Raw records
::::
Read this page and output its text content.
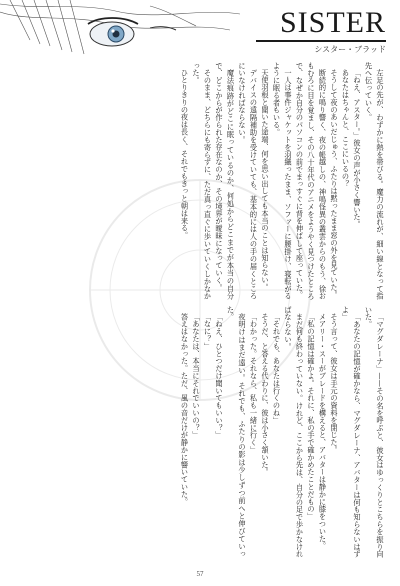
SISTER
シスター・ブラッド

左足の先が、わずかに熱を帯びる。魔力の流れが、細い線となって指先へ伝っていく。

「ねえ、アスター。」彼女の声が小さく響いた。

あなたはちゃんと、ここにいるの？

そうして夜のあいだじゅう、ふたりは黙ったまま窓の外を見ていた。

断続的に鳴り響く、夜の帳越しの、神鳴怪異の叢雲からのもう、徐おもむろに目を覚まし、その八十年代のアニメをようやく見つけたところで、なぜか自分のパソコンの前でまっすぐに背を伸ばして座っていた。

一人は事件ジャケットを羽織ったまま、ソファーに腰掛け、寝転がるように眠る者もいる。

天使羽根と聞いた途端、何を思い出しても本当のことは知らない。

デバイスの遠隔補助を受けていても、基本的には人の手の届くところにいなければならない。

魔法痕跡がどこに眠っているのか、何処からどこまでが本当の自分で、どこからが作られた存在なのか、その境界が曖昧になっていく。

そのまま、どちらにも寄らずに、ただ真っ直ぐに歩いていくしかなかった。

ひとりきりの夜は長く、それでもきっと朝は来る。

「マグダレーナ」——その名を呼ぶと、彼女はゆっくりとこちらを振り向いた。

「あなたの記憶が確かなら、マグダレーナ、アバターは何も知らないはずよ」

そう言って、彼女は手元の資料を閉じた。

メアリー・スーがブレードを構えると、アバターは静かに膝をついた。

「私の記憶は確かよ。それに、私の手で確かめたことだもの」

まだ何も終わっていない。けれど、ここから先は、自分の足で歩かなければならない。

「それでも、あなたは行くのね」

そうだ、と答える代わりに、彼は小さく頷いた。

「わかった。それなら、私も一緒に行く」

夜明けはまだ遠い。それでも、ふたりの影は少しずつ前へと伸びていった。

「ねえ、ひとつだけ聞いてもいい？」

「なに？」

「あなたは、本当にそれでいいの？」

答えはなかった。ただ、風の音だけが静かに響いていた。

57
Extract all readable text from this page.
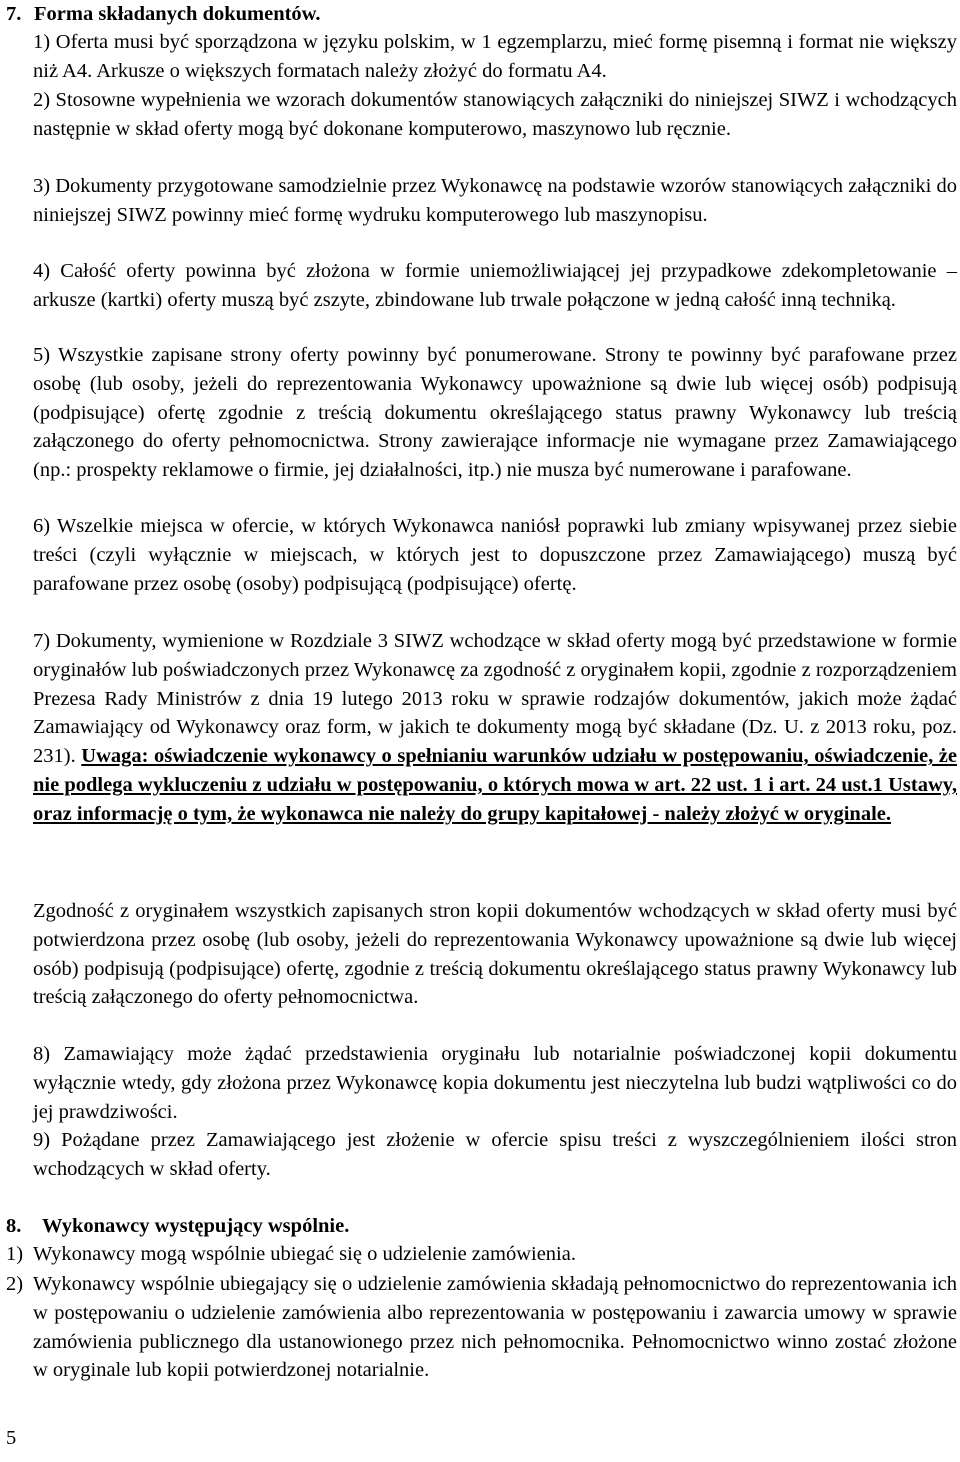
7. Forma składanych dokumentów.
1) Oferta musi być sporządzona w języku polskim, w 1 egzemplarzu, mieć formę pisemną i format nie większy niż A4. Arkusze o większych formatach należy złożyć do formatu A4.
2) Stosowne wypełnienia we wzorach dokumentów stanowiących załączniki do niniejszej SIWZ i wchodzących następnie w skład oferty mogą być dokonane komputerowo, maszynowo lub ręcznie.
3) Dokumenty przygotowane samodzielnie przez Wykonawcę na podstawie wzorów stanowiących załączniki do niniejszej SIWZ powinny mieć formę wydruku komputerowego lub maszynopisu.
4) Całość oferty powinna być złożona w formie uniemożliwiającej jej przypadkowe zdekompletowanie – arkusze (kartki) oferty muszą być zszyte, zbindowane lub trwale połączone w jedną całość inną techniką.
5) Wszystkie zapisane strony oferty powinny być ponumerowane. Strony te powinny być parafowane przez osobę (lub osoby, jeżeli do reprezentowania Wykonawcy upoważnione są dwie lub więcej osób) podpisują (podpisujące) ofertę zgodnie z treścią dokumentu określającego status prawny Wykonawcy lub treścią załączonego do oferty pełnomocnictwa. Strony zawierające informacje nie wymagane przez Zamawiającego (np.: prospekty reklamowe o firmie, jej działalności, itp.) nie musza być numerowane i parafowane.
6) Wszelkie miejsca w ofercie, w których Wykonawca naniósł poprawki lub zmiany wpisywanej przez siebie treści (czyli wyłącznie w miejscach, w których jest to dopuszczone przez Zamawiającego) muszą być parafowane przez osobę (osoby) podpisującą (podpisujące) ofertę.
7) Dokumenty, wymienione w Rozdziale 3 SIWZ wchodzące w skład oferty mogą być przedstawione w formie oryginałów lub poświadczonych przez Wykonawcę za zgodność z oryginałem kopii, zgodnie z rozporządzeniem Prezesa Rady Ministrów z dnia 19 lutego 2013 roku w sprawie rodzajów dokumentów, jakich może żądać Zamawiający od Wykonawcy oraz form, w jakich te dokumenty mogą być składane (Dz. U. z 2013 roku, poz. 231). Uwaga: oświadczenie wykonawcy o spełnianiu warunków udziału w postępowaniu, oświadczenie, że nie podlega wykluczeniu z udziału w postępowaniu, o których mowa w art. 22 ust. 1 i art. 24 ust.1 Ustawy, oraz informację o tym, że wykonawca nie należy do grupy kapitałowej - należy złożyć w oryginale.
Zgodność z oryginałem wszystkich zapisanych stron kopii dokumentów wchodzących w skład oferty musi być potwierdzona przez osobę (lub osoby, jeżeli do reprezentowania Wykonawcy upoważnione są dwie lub więcej osób) podpisują (podpisujące) ofertę, zgodnie z treścią dokumentu określającego status prawny Wykonawcy lub treścią załączonego do oferty pełnomocnictwa.
8) Zamawiający może żądać przedstawienia oryginału lub notarialnie poświadczonej kopii dokumentu wyłącznie wtedy, gdy złożona przez Wykonawcę kopia dokumentu jest nieczytelna lub budzi wątpliwości co do jej prawdziwości.
9) Pożądane przez Zamawiającego jest złożenie w ofercie spisu treści z wyszczególnieniem ilości stron wchodzących w skład oferty.
8. Wykonawcy występujący wspólnie.
1) Wykonawcy mogą wspólnie ubiegać się o udzielenie zamówienia.
2) Wykonawcy wspólnie ubiegający się o udzielenie zamówienia składają pełnomocnictwo do reprezentowania ich w postępowaniu o udzielenie zamówienia albo reprezentowania w postępowaniu i zawarcia umowy w sprawie zamówienia publicznego dla ustanowionego przez nich pełnomocnika. Pełnomocnictwo winno zostać złożone w oryginale lub kopii potwierdzonej notarialnie.
5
::::
WHAT IS ASKED: Reproduce each record from above exactly; pictures do not belong in the copy.

SOLUTION:
Read this page and output its text content.
SISTER
シスター・ブラッド

左足の先が、わずかに熱を帯びる。魔力の流れが、細い線となって指先へ伝っていく。

「ねえ、アスター。」彼女の声が小さく響いた。

あなたはちゃんと、ここにいるの？

そうして夜のあいだじゅう、ふたりは黙ったまま窓の外を見ていた。

断続的に鳴り響く、夜の帳越しの、神鳴怪異の叢雲からのもう、徐おもむろに目を覚まし、その八十年代のアニメをようやく見つけたところで、なぜか自分のパソコンの前でまっすぐに背を伸ばして座っていた。

一人は事件ジャケットを羽織ったまま、ソファーに腰掛け、寝転がるように眠る者もいる。

天使羽根と聞いた途端、何を思い出しても本当のことは知らない。

デバイスの遠隔補助を受けていても、基本的には人の手の届くところにいなければならない。

魔法痕跡がどこに眠っているのか、何処からどこまでが本当の自分で、どこからが作られた存在なのか、その境界が曖昧になっていく。

そのまま、どちらにも寄らずに、ただ真っ直ぐに歩いていくしかなかった。

ひとりきりの夜は長く、それでもきっと朝は来る。

「マグダレーナ」——その名を呼ぶと、彼女はゆっくりとこちらを振り向いた。

「あなたの記憶が確かなら、マグダレーナ、アバターは何も知らないはずよ」

そう言って、彼女は手元の資料を閉じた。

メアリー・スーがブレードを構えると、アバターは静かに膝をついた。

「私の記憶は確かよ。それに、私の手で確かめたことだもの」

まだ何も終わっていない。けれど、ここから先は、自分の足で歩かなければならない。

「それでも、あなたは行くのね」

そうだ、と答える代わりに、彼は小さく頷いた。

「わかった。それなら、私も一緒に行く」

夜明けはまだ遠い。それでも、ふたりの影は少しずつ前へと伸びていった。

「ねえ、ひとつだけ聞いてもいい？」

「なに？」

「あなたは、本当にそれでいいの？」

答えはなかった。ただ、風の音だけが静かに響いていた。

57
Extract all readable text from this page.
7. Forma składanych dokumentów.
1) Oferta musi być sporządzona w języku polskim, w 1 egzemplarzu, mieć formę pisemną i format nie większy niż A4. Arkusze o większych formatach należy złożyć do formatu A4.
2) Stosowne wypełnienia we wzorach dokumentów stanowiących załączniki do niniejszej SIWZ i wchodzących następnie w skład oferty mogą być dokonane komputerowo, maszynowo lub ręcznie.
3) Dokumenty przygotowane samodzielnie przez Wykonawcę na podstawie wzorów stanowiących załączniki do niniejszej SIWZ powinny mieć formę wydruku komputerowego lub maszynopisu.
4) Całość oferty powinna być złożona w formie uniemożliwiającej jej przypadkowe zdekompletowanie – arkusze (kartki) oferty muszą być zszyte, zbindowane lub trwale połączone w jedną całość inną techniką.
5) Wszystkie zapisane strony oferty powinny być ponumerowane. Strony te powinny być parafowane przez osobę (lub osoby, jeżeli do reprezentowania Wykonawcy upoważnione są dwie lub więcej osób) podpisują (podpisujące) ofertę zgodnie z treścią dokumentu określającego status prawny Wykonawcy lub treścią załączonego do oferty pełnomocnictwa. Strony zawierające informacje nie wymagane przez Zamawiającego (np.: prospekty reklamowe o firmie, jej działalności, itp.) nie musza być numerowane i parafowane.
6) Wszelkie miejsca w ofercie, w których Wykonawca naniósł poprawki lub zmiany wpisywanej przez siebie treści (czyli wyłącznie w miejscach, w których jest to dopuszczone przez Zamawiającego) muszą być parafowane przez osobę (osoby) podpisującą (podpisujące) ofertę.
7) Dokumenty, wymienione w Rozdziale 3 SIWZ wchodzące w skład oferty mogą być przedstawione w formie oryginałów lub poświadczonych przez Wykonawcę za zgodność z oryginałem kopii, zgodnie z rozporządzeniem Prezesa Rady Ministrów z dnia 19 lutego 2013 roku w sprawie rodzajów dokumentów, jakich może żądać Zamawiający od Wykonawcy oraz form, w jakich te dokumenty mogą być składane (Dz. U. z 2013 roku, poz. 231). Uwaga: oświadczenie wykonawcy o spełnianiu warunków udziału w postępowaniu, oświadczenie, że nie podlega wykluczeniu z udziału w postępowaniu, o których mowa w art. 22 ust. 1 i art. 24 ust.1 Ustawy, oraz informację o tym, że wykonawca nie należy do grupy kapitałowej - należy złożyć w oryginale.
Zgodność z oryginałem wszystkich zapisanych stron kopii dokumentów wchodzących w skład oferty musi być potwierdzona przez osobę (lub osoby, jeżeli do reprezentowania Wykonawcy upoważnione są dwie lub więcej osób) podpisują (podpisujące) ofertę, zgodnie z treścią dokumentu określającego status prawny Wykonawcy lub treścią załączonego do oferty pełnomocnictwa.
8) Zamawiający może żądać przedstawienia oryginału lub notarialnie poświadczonej kopii dokumentu wyłącznie wtedy, gdy złożona przez Wykonawcę kopia dokumentu jest nieczytelna lub budzi wątpliwości co do jej prawdziwości.
9) Pożądane przez Zamawiającego jest złożenie w ofercie spisu treści z wyszczególnieniem ilości stron wchodzących w skład oferty.
8. Wykonawcy występujący wspólnie.
1) Wykonawcy mogą wspólnie ubiegać się o udzielenie zamówienia.
2) Wykonawcy wspólnie ubiegający się o udzielenie zamówienia składają pełnomocnictwo do reprezentowania ich w postępowaniu o udzielenie zamówienia albo reprezentowania w postępowaniu i zawarcia umowy w sprawie zamówienia publicznego dla ustanowionego przez nich pełnomocnika. Pełnomocnictwo winno zostać złożone w oryginale lub kopii potwierdzonej notarialnie.
5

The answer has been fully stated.